Write the material out again in full, exactly.

━━━━━ DATA SUPPLIED

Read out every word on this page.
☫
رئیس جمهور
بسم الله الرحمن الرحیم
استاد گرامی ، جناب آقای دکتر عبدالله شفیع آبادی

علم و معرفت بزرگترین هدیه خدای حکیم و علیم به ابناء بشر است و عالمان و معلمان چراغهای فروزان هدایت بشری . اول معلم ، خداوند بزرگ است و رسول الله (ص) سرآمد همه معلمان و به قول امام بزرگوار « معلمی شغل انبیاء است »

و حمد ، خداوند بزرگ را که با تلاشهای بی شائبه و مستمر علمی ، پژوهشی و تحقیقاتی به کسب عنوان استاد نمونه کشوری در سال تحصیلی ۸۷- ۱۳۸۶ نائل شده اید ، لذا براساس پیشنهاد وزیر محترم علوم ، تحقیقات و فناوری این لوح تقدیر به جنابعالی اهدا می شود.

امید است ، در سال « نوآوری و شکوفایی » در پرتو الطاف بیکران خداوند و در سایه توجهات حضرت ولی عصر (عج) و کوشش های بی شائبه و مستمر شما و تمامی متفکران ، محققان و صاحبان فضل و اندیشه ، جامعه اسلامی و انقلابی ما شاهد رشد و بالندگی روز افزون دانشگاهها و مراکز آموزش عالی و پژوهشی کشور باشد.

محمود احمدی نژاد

━━━━━━━━━━

(FINAL RESULT):
Read out every word on this page.
☫
رئیس جمهور
بسم الله الرحمن الرحیم
استاد گرامی ، جناب آقای دکتر عبدالله شفیع آبادی

علم و معرفت بزرگترین هدیه خدای حکیم و علیم به ابناء بشر است و عالمان و معلمان چراغهای فروزان هدایت بشری . اول معلم ، خداوند بزرگ است و رسول الله (ص) سرآمد همه معلمان و به قول امام بزرگوار « معلمی شغل انبیاء است »

و حمد ، خداوند بزرگ را که با تلاشهای بی شائبه و مستمر علمی ، پژوهشی و تحقیقاتی به کسب عنوان استاد نمونه کشوری در سال تحصیلی ۸۷- ۱۳۸۶ نائل شده اید ، لذا براساس پیشنهاد وزیر محترم علوم ، تحقیقات و فناوری این لوح تقدیر به جنابعالی اهدا می شود.

امید است ، در سال « نوآوری و شکوفایی » در پرتو الطاف بیکران خداوند و در سایه توجهات حضرت ولی عصر (عج) و کوشش های بی شائبه و مستمر شما و تمامی متفکران ، محققان و صاحبان فضل و اندیشه ، جامعه اسلامی و انقلابی ما شاهد رشد و بالندگی روز افزون دانشگاهها و مراکز آموزش عالی و پژوهشی کشور باشد.

محمود احمدی نژاد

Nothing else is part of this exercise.